## RECORDS FOR THE EXERCISE
##########

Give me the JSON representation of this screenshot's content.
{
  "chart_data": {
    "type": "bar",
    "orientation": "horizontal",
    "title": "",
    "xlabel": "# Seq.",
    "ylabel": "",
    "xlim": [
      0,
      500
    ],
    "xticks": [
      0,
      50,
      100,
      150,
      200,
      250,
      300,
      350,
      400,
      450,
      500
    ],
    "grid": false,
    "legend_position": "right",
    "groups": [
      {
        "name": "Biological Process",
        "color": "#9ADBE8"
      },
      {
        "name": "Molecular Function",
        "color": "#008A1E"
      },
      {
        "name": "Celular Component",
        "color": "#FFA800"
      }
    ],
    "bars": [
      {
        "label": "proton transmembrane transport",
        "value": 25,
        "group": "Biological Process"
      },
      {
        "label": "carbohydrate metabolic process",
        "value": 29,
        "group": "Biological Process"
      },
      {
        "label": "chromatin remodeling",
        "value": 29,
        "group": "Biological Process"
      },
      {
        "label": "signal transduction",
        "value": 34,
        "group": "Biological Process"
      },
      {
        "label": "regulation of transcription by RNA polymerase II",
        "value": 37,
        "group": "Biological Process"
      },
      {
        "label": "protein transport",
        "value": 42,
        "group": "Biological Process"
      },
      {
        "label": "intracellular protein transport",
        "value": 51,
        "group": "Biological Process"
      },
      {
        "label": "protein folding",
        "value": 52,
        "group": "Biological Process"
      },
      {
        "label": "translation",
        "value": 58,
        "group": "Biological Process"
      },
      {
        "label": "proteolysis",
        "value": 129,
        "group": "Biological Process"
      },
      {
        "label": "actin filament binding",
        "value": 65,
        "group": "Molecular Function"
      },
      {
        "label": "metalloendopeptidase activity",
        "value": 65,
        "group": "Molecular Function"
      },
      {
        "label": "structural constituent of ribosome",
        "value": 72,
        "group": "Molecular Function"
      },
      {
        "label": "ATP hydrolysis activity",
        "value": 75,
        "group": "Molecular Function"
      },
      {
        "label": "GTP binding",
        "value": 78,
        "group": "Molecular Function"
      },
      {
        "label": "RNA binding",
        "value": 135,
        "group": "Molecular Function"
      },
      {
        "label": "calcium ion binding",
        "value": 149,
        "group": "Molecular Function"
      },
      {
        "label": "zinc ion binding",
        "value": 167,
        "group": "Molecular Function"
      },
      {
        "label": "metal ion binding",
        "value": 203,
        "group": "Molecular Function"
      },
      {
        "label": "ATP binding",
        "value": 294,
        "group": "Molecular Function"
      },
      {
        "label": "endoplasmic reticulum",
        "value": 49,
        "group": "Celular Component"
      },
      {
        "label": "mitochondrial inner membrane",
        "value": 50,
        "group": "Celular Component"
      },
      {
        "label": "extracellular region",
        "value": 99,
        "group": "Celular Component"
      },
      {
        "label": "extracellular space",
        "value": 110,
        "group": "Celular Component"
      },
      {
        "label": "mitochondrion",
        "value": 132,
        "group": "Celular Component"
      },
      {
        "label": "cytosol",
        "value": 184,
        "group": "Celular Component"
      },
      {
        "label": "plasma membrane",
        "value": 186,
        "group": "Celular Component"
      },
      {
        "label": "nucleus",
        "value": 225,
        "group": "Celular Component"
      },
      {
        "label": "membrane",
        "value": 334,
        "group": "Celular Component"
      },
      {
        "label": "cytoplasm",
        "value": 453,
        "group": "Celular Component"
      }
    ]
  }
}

##########

## YOUR ASSIGNMENT
All of the entries should be transcribed exactly as they appear.

## WRITTEN RESPONSE
Give me the JSON representation of this screenshot's content.
{
  "chart_data": {
    "type": "bar",
    "orientation": "horizontal",
    "title": "",
    "xlabel": "# Seq.",
    "ylabel": "",
    "xlim": [
      0,
      500
    ],
    "xticks": [
      0,
      50,
      100,
      150,
      200,
      250,
      300,
      350,
      400,
      450,
      500
    ],
    "grid": false,
    "legend_position": "right",
    "groups": [
      {
        "name": "Biological Process",
        "color": "#9ADBE8"
      },
      {
        "name": "Molecular Function",
        "color": "#008A1E"
      },
      {
        "name": "Celular Component",
        "color": "#FFA800"
      }
    ],
    "bars": [
      {
        "label": "proton transmembrane transport",
        "value": 25,
        "group": "Biological Process"
      },
      {
        "label": "carbohydrate metabolic process",
        "value": 29,
        "group": "Biological Process"
      },
      {
        "label": "chromatin remodeling",
        "value": 29,
        "group": "Biological Process"
      },
      {
        "label": "signal transduction",
        "value": 34,
        "group": "Biological Process"
      },
      {
        "label": "regulation of transcription by RNA polymerase II",
        "value": 37,
        "group": "Biological Process"
      },
      {
        "label": "protein transport",
        "value": 42,
        "group": "Biological Process"
      },
      {
        "label": "intracellular protein transport",
        "value": 51,
        "group": "Biological Process"
      },
      {
        "label": "protein folding",
        "value": 52,
        "group": "Biological Process"
      },
      {
        "label": "translation",
        "value": 58,
        "group": "Biological Process"
      },
      {
        "label": "proteolysis",
        "value": 129,
        "group": "Biological Process"
      },
      {
        "label": "actin filament binding",
        "value": 65,
        "group": "Molecular Function"
      },
      {
        "label": "metalloendopeptidase activity",
        "value": 65,
        "group": "Molecular Function"
      },
      {
        "label": "structural constituent of ribosome",
        "value": 72,
        "group": "Molecular Function"
      },
      {
        "label": "ATP hydrolysis activity",
        "value": 75,
        "group": "Molecular Function"
      },
      {
        "label": "GTP binding",
        "value": 78,
        "group": "Molecular Function"
      },
      {
        "label": "RNA binding",
        "value": 135,
        "group": "Molecular Function"
      },
      {
        "label": "calcium ion binding",
        "value": 149,
        "group": "Molecular Function"
      },
      {
        "label": "zinc ion binding",
        "value": 167,
        "group": "Molecular Function"
      },
      {
        "label": "metal ion binding",
        "value": 203,
        "group": "Molecular Function"
      },
      {
        "label": "ATP binding",
        "value": 294,
        "group": "Molecular Function"
      },
      {
        "label": "endoplasmic reticulum",
        "value": 49,
        "group": "Celular Component"
      },
      {
        "label": "mitochondrial inner membrane",
        "value": 50,
        "group": "Celular Component"
      },
      {
        "label": "extracellular region",
        "value": 99,
        "group": "Celular Component"
      },
      {
        "label": "extracellular space",
        "value": 110,
        "group": "Celular Component"
      },
      {
        "label": "mitochondrion",
        "value": 132,
        "group": "Celular Component"
      },
      {
        "label": "cytosol",
        "value": 184,
        "group": "Celular Component"
      },
      {
        "label": "plasma membrane",
        "value": 186,
        "group": "Celular Component"
      },
      {
        "label": "nucleus",
        "value": 225,
        "group": "Celular Component"
      },
      {
        "label": "membrane",
        "value": 334,
        "group": "Celular Component"
      },
      {
        "label": "cytoplasm",
        "value": 453,
        "group": "Celular Component"
      }
    ]
  }
}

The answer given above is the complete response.